**Set task**
Counting only lines that hold "所以假设不成立", give the total and nothing more.

## begin Dataset content

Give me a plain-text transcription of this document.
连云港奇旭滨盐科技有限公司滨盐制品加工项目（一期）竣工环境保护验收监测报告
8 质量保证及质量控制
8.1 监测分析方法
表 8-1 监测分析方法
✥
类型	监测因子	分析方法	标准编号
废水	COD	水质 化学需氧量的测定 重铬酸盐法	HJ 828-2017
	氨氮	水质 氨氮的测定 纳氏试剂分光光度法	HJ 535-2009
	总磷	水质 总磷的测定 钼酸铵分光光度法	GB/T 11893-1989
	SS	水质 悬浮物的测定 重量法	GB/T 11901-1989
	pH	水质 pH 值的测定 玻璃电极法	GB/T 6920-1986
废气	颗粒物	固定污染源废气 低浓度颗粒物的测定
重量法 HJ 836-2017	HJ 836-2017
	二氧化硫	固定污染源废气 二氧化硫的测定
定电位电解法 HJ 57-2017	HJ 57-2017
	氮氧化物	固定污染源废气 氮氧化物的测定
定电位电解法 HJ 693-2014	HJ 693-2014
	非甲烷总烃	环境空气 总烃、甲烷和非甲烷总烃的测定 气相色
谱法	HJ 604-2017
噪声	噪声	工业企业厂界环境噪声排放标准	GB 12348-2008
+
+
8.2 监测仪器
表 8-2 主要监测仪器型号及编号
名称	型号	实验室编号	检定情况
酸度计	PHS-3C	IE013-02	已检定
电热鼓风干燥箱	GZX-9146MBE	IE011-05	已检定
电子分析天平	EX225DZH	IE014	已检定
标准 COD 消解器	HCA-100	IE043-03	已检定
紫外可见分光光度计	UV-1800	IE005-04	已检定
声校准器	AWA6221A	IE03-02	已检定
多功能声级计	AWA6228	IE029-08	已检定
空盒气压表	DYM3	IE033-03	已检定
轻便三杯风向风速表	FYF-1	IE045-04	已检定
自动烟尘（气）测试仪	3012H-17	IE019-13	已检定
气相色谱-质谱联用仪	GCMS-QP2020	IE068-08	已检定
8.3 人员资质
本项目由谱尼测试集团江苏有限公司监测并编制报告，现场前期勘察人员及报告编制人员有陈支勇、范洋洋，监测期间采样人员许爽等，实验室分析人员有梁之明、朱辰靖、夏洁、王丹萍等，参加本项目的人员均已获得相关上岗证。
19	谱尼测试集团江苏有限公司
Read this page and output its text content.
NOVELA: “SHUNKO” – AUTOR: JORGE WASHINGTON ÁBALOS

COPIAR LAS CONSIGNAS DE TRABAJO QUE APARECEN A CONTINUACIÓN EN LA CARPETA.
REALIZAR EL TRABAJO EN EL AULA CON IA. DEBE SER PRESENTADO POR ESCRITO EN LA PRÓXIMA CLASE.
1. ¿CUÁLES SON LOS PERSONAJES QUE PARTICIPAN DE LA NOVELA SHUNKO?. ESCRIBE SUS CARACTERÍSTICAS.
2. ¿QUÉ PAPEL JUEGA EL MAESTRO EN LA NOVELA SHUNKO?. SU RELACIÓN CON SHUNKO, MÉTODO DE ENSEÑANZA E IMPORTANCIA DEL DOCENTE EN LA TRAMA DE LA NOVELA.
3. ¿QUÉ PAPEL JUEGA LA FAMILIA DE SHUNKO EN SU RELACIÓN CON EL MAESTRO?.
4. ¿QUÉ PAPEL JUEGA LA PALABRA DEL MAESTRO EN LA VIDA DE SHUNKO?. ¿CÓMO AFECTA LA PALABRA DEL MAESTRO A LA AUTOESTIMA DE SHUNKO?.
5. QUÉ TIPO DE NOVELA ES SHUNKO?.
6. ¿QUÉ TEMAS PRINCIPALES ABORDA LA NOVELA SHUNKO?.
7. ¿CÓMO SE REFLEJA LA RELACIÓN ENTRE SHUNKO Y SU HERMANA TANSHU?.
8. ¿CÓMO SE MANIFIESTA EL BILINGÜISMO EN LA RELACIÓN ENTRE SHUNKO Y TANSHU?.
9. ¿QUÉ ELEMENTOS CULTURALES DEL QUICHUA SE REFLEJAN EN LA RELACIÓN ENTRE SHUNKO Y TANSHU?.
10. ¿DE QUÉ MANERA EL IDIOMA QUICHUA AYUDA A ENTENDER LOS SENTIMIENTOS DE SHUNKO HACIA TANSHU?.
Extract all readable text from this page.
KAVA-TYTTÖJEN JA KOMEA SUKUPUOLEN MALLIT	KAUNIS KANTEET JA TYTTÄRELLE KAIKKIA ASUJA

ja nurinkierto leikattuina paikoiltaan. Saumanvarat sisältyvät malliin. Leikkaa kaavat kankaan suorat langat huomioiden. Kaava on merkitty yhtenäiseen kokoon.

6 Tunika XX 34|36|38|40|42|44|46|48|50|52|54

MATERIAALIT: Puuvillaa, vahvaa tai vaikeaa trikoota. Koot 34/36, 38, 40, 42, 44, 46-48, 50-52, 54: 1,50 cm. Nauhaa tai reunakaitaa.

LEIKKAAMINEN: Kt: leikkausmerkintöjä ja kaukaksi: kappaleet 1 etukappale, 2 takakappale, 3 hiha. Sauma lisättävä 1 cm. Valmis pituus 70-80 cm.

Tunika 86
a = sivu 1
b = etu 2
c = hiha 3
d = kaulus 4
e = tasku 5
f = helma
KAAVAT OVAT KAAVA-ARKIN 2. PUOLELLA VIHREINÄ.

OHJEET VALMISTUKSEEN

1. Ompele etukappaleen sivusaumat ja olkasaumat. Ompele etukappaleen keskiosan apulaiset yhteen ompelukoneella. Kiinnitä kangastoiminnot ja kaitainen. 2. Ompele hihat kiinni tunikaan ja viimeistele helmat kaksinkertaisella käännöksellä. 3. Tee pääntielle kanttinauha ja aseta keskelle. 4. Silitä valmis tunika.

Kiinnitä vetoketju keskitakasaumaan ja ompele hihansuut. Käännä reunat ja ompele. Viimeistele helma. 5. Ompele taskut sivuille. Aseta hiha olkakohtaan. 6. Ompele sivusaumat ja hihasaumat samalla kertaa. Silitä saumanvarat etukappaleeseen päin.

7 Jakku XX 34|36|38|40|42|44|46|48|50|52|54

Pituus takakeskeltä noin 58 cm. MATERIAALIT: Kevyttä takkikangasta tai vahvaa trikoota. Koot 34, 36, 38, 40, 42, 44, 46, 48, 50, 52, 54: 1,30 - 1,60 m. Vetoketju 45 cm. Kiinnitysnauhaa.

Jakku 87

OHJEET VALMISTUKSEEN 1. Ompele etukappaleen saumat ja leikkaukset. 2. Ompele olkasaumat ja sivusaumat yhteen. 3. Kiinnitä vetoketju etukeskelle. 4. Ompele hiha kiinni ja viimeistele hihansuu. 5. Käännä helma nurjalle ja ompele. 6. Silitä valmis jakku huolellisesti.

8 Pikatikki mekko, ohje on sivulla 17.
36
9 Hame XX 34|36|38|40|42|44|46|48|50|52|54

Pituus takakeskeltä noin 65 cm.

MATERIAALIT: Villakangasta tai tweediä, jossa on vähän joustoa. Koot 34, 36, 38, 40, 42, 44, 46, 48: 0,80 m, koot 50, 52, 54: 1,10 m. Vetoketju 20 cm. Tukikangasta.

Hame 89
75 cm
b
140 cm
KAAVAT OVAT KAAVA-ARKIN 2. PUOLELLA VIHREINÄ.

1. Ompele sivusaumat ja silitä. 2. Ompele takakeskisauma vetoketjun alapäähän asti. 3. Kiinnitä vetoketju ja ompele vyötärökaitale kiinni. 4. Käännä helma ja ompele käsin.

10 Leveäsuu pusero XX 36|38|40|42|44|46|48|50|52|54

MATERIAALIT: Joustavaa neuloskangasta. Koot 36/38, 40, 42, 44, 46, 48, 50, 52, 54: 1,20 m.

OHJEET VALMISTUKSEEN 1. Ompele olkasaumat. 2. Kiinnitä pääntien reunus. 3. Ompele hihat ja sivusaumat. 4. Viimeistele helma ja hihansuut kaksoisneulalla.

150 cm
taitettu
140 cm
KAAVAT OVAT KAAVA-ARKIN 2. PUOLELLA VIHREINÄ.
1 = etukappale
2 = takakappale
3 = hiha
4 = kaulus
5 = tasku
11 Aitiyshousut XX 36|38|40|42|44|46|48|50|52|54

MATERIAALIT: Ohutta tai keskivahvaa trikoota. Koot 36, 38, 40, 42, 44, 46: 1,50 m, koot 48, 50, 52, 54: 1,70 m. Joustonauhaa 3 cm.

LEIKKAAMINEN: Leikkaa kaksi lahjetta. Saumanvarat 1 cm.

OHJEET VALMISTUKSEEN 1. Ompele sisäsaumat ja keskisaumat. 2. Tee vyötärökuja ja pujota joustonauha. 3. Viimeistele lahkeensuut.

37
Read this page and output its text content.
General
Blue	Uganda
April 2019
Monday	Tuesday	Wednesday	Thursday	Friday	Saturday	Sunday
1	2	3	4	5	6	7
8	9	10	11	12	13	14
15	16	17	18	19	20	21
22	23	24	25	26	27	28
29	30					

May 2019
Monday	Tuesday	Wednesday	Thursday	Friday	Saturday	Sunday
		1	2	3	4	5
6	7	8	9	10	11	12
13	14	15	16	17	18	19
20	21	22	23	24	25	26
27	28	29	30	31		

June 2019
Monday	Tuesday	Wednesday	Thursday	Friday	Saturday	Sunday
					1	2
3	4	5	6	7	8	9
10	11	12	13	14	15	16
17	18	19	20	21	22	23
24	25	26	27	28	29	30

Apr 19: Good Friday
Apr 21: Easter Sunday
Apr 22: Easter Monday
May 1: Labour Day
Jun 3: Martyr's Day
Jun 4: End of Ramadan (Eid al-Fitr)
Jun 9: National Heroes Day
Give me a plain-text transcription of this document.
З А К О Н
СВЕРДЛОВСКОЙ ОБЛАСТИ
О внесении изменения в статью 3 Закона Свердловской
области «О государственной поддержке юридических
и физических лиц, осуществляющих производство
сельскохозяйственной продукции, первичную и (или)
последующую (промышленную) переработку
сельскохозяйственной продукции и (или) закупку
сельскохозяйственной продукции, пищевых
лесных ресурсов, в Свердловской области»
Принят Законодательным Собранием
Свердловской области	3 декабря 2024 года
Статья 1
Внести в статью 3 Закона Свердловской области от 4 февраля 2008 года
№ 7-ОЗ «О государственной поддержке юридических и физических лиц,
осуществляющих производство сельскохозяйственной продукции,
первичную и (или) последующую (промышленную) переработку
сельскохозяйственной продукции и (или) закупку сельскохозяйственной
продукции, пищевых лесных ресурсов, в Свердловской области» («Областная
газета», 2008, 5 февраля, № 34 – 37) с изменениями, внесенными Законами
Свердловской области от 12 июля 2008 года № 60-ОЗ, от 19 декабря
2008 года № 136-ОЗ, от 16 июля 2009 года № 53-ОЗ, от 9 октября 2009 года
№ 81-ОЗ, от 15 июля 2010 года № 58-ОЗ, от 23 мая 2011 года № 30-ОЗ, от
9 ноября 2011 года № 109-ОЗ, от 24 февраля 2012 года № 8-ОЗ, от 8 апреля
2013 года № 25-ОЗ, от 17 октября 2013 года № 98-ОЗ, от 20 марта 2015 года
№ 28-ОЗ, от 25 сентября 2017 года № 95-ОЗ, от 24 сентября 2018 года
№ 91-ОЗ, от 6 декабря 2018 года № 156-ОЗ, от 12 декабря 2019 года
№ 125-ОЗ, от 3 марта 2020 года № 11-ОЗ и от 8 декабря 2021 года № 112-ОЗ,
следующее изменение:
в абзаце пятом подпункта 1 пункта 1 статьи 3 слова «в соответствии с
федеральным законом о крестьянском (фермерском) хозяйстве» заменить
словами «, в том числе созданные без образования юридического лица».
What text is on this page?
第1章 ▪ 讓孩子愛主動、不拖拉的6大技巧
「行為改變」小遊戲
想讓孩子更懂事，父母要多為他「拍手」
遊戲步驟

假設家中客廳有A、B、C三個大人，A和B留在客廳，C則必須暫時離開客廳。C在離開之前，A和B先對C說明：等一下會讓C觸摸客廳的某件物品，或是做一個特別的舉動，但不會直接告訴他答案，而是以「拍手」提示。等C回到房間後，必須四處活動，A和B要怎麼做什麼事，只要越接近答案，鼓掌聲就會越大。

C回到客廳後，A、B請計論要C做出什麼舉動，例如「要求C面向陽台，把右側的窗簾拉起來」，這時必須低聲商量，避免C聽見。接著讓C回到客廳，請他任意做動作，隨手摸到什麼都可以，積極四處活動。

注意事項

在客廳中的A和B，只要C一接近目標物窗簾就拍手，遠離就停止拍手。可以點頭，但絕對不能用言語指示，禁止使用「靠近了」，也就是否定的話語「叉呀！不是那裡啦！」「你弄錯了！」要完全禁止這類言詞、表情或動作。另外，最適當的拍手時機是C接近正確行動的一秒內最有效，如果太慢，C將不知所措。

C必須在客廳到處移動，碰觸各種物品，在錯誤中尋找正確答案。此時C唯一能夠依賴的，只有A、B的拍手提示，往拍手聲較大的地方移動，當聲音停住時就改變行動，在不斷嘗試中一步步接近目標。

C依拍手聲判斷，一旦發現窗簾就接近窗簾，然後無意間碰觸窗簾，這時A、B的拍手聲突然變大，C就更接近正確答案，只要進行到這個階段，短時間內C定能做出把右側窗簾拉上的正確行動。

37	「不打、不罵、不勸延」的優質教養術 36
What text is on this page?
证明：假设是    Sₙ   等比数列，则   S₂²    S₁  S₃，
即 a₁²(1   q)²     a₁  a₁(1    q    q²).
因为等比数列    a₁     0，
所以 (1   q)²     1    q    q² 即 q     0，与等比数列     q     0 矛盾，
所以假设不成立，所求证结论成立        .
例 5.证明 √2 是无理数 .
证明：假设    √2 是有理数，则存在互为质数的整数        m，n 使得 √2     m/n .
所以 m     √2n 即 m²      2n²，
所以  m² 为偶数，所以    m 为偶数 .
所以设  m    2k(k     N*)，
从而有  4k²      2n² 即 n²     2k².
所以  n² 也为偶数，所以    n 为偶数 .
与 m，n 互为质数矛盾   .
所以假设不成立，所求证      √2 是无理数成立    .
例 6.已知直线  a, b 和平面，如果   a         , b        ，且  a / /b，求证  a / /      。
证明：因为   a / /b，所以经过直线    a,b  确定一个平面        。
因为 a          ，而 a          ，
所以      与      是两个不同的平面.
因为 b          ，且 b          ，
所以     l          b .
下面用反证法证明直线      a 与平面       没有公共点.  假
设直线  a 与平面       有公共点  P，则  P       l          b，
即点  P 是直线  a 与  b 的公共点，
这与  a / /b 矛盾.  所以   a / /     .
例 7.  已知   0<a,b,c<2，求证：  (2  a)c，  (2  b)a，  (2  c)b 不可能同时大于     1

## end Dataset content

**Written solution**
2